Dataset records:
**********
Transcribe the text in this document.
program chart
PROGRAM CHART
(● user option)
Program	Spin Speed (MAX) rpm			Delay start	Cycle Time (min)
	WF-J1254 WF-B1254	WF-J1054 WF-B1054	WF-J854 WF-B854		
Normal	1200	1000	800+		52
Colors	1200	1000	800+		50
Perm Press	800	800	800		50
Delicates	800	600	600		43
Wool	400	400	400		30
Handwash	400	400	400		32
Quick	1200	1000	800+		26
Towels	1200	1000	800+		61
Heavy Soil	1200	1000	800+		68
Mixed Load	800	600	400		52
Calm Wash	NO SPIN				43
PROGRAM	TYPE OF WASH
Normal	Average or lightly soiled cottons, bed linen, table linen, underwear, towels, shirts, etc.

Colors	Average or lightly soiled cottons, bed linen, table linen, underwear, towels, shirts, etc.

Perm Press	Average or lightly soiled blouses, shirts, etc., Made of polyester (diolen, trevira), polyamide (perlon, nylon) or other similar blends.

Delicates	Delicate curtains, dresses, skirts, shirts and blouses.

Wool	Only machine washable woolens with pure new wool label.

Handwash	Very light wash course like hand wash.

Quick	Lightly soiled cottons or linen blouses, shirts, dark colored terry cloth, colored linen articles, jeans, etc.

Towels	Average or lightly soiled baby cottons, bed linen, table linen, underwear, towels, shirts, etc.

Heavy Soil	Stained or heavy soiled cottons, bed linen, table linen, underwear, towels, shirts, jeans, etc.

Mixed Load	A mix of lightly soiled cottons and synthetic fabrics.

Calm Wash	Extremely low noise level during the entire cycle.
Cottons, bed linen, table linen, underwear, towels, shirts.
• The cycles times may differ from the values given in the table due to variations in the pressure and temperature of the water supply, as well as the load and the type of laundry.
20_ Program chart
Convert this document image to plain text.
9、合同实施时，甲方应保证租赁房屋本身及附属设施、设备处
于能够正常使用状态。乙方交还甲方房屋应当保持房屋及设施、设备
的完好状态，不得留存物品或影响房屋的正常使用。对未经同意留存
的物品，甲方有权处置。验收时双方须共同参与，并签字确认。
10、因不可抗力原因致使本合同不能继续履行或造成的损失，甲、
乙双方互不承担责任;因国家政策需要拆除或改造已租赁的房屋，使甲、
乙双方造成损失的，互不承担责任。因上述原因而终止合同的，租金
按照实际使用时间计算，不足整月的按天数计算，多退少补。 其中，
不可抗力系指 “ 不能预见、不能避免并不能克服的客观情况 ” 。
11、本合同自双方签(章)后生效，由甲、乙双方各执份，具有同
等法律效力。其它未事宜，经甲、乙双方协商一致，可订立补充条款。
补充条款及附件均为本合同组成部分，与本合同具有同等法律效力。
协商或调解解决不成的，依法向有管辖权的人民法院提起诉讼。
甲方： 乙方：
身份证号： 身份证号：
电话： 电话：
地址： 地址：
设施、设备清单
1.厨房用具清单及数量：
**********
Repeat exactly the lines from the line containing "Convert this document image to plain text." through the end of the listing above; both boundary lines are part of the output.

Convert this document image to plain text.
9、合同实施时，甲方应保证租赁房屋本身及附属设施、设备处
于能够正常使用状态。乙方交还甲方房屋应当保持房屋及设施、设备
的完好状态，不得留存物品或影响房屋的正常使用。对未经同意留存
的物品，甲方有权处置。验收时双方须共同参与，并签字确认。
10、因不可抗力原因致使本合同不能继续履行或造成的损失，甲、
乙双方互不承担责任;因国家政策需要拆除或改造已租赁的房屋，使甲、
乙双方造成损失的，互不承担责任。因上述原因而终止合同的，租金
按照实际使用时间计算，不足整月的按天数计算，多退少补。 其中，
不可抗力系指 “ 不能预见、不能避免并不能克服的客观情况 ” 。
11、本合同自双方签(章)后生效，由甲、乙双方各执份，具有同
等法律效力。其它未事宜，经甲、乙双方协商一致，可订立补充条款。
补充条款及附件均为本合同组成部分，与本合同具有同等法律效力。
协商或调解解决不成的，依法向有管辖权的人民法院提起诉讼。
甲方： 乙方：
身份证号： 身份证号：
电话： 电话：
地址： 地址：
设施、设备清单
1.厨房用具清单及数量：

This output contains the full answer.